Hamburg. Bakery Jatta floh aus Gambia nach Deutschland. Ein Jahr später unterschreibt er beim HSV einen Profivertrag

Die Geschichte begann mit einem Anruf bei Efe-Firat Aktas. Ein Betreuer aus der Akademie Lothar Kannenberg meldete sich vor einem halben Jahr bei dem in Bremen bekannten Spielerberater. Er müsse unbedingt nach Bothel kommen, um sich diesen Jungen anzuschauen, sagte der Mitarbeiter der Jugend- und Bildungseinrichtung im nördlichen Niedersachsen. Aktas fuhr nach Bothel und war erstaunt, als er Bakery Jatta, einen Flüchtling aus Gambia, das erste Mal beobachtete. „Ich habe gleich gesehen, dass der Junge etwas Besonderes hat“, sagt Aktas dem Abendblatt.

Heute, ein halbes Jahr später, hat Jatta, der nach eigenen Angaben noch nie in einem Verein gespielt hat, einen Profivertrag beim HSV unterschrieben. Drei Jahre Laufzeit plus Option auf Verlängerung. Es ist eine Geschichte, die unglaublich klingt. „Für mich ist es ein großes Glück, dass ich nun professionell trainieren und lernen darf“, sagte Jatta nach seiner Unterschrift im Büro von Dietmar Beiersdorfer.

----

▶ Folgendes bearbeiten:
1. Welche Vertragslaufzeit hat Bakery Jatta laut dem Auszug beim HSV unterschrieben?
2. Schreiben Sie aus den Einträgen die Zeilen unverändert nieder, angefangen mit der Zeile, die „annotation-label-s: S [297, 37, 303, 48]“ enthält, bis einschließlich der Zeile, die „annotation-label-rd0: RD0 [122, 61, 143, 72]“ enthält.

----

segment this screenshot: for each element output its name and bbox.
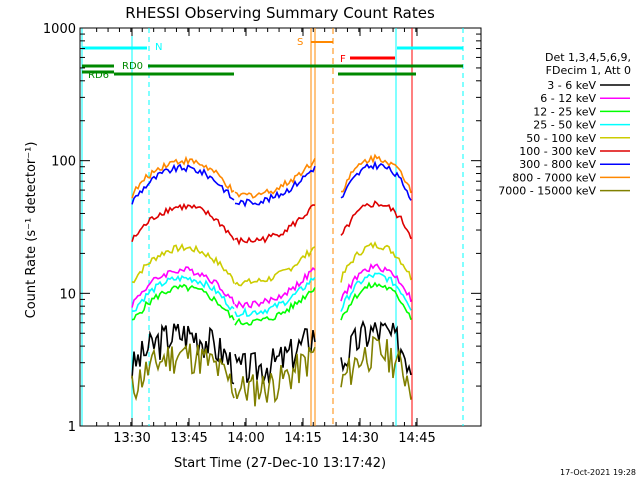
annotation-label-s: S [297, 37, 303, 48]
legend-entry-label: 100 - 300 keV [519, 145, 596, 158]
series-layer [132, 155, 412, 426]
x-tick-label: 14:30 [341, 431, 378, 446]
x-tick-label: 14:00 [227, 431, 264, 446]
y-tick-label: 100 [51, 155, 76, 170]
x-tick-label: 13:45 [170, 431, 207, 446]
legend-entry-label: 7000 - 15000 keV [498, 185, 596, 198]
annotation-label-n: N [155, 42, 162, 53]
legend-entry-label: 300 - 800 keV [519, 158, 596, 171]
chart-title: RHESSI Observing Summary Count Rates [125, 4, 435, 22]
legend-entry-label: 50 - 100 keV [526, 132, 596, 145]
y-tick-label: 1 [68, 420, 76, 435]
series-line-1 [132, 264, 412, 426]
legend-header: Det 1,3,4,5,6,9, [545, 51, 631, 64]
annotation-label-f: F [340, 54, 346, 65]
legend-entry-label: 800 - 7000 keV [512, 171, 596, 184]
legend-entry-label: 25 - 50 keV [533, 119, 596, 132]
legend-entry-label: 12 - 25 keV [533, 105, 596, 118]
series-line-3 [132, 273, 412, 426]
x-tick-label: 14:15 [284, 431, 321, 446]
legend: Det 1,3,4,5,6,9,FDecim 1, Att 0 3 - 6 keV… [498, 51, 631, 198]
x-axis-label: Start Time (27-Dec-10 13:17:42) [174, 456, 386, 471]
series-line-5 [132, 202, 412, 427]
legend-entry-label: 3 - 6 keV [547, 79, 596, 92]
annotation-label-rd6: RD6 [88, 70, 109, 81]
y-tick-label: 1000 [43, 22, 76, 37]
x-tick-label: 14:45 [398, 431, 435, 446]
y-tick-label: 10 [59, 287, 76, 302]
x-tick-label: 13:30 [113, 431, 150, 446]
y-axis-label: Count Rate (s⁻¹ detector⁻¹) [24, 142, 39, 319]
axes-layer: 13:30 13:45 14:00 14:15 14:30 14:45 1 10 100 1000 [43, 22, 481, 446]
annotation-label-rd0: RD0 [122, 61, 143, 72]
legend-entry-label: 6 - 12 keV [540, 92, 596, 105]
annotations-layer: N RD0 RD6 S F [81, 28, 464, 426]
plot-frame [79, 27, 482, 427]
series-line-6 [132, 163, 412, 426]
timestamp: 17-Oct-2021 19:28 [560, 468, 636, 477]
legend-header: FDecim 1, Att 0 [546, 64, 631, 77]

----

▶ Antworten zu Aufgaben:
1. Drei Jahre, dazu eine Option auf Verlängerung.

2.
annotation-label-s: S [297, 37, 303, 48]
legend-entry-label: 100 - 300 keV [519, 145, 596, 158]
series-layer [132, 155, 412, 426]
x-tick-label: 14:30 [341, 431, 378, 446]
x-tick-label: 14:00 [227, 431, 264, 446]
y-tick-label: 100 [51, 155, 76, 170]
x-tick-label: 13:45 [170, 431, 207, 446]
legend-entry-label: 7000 - 15000 keV [498, 185, 596, 198]
annotation-label-n: N [155, 42, 162, 53]
legend-entry-label: 300 - 800 keV [519, 158, 596, 171]
chart-title: RHESSI Observing Summary Count Rates [125, 4, 435, 22]
legend-entry-label: 50 - 100 keV [526, 132, 596, 145]
y-tick-label: 1 [68, 420, 76, 435]
series-line-1 [132, 264, 412, 426]
legend-header: Det 1,3,4,5,6,9, [545, 51, 631, 64]
annotation-label-f: F [340, 54, 346, 65]
legend-entry-label: 800 - 7000 keV [512, 171, 596, 184]
legend-entry-label: 25 - 50 keV [533, 119, 596, 132]
legend-entry-label: 12 - 25 keV [533, 105, 596, 118]
series-line-3 [132, 273, 412, 426]
x-tick-label: 14:15 [284, 431, 321, 446]
legend: Det 1,3,4,5,6,9,FDecim 1, Att 0 3 - 6 keV… [498, 51, 631, 198]
x-axis-label: Start Time (27-Dec-10 13:17:42) [174, 456, 386, 471]
series-line-5 [132, 202, 412, 427]
legend-entry-label: 3 - 6 keV [547, 79, 596, 92]
annotation-label-rd6: RD6 [88, 70, 109, 81]
y-tick-label: 1000 [43, 22, 76, 37]
x-tick-label: 14:45 [398, 431, 435, 446]
y-tick-label: 10 [59, 287, 76, 302]
x-tick-label: 13:30 [113, 431, 150, 446]
y-axis-label: Count Rate (s⁻¹ detector⁻¹) [24, 142, 39, 319]
axes-layer: 13:30 13:45 14:00 14:15 14:30 14:45 1 10 100 1000 [43, 22, 481, 446]
annotation-label-rd0: RD0 [122, 61, 143, 72]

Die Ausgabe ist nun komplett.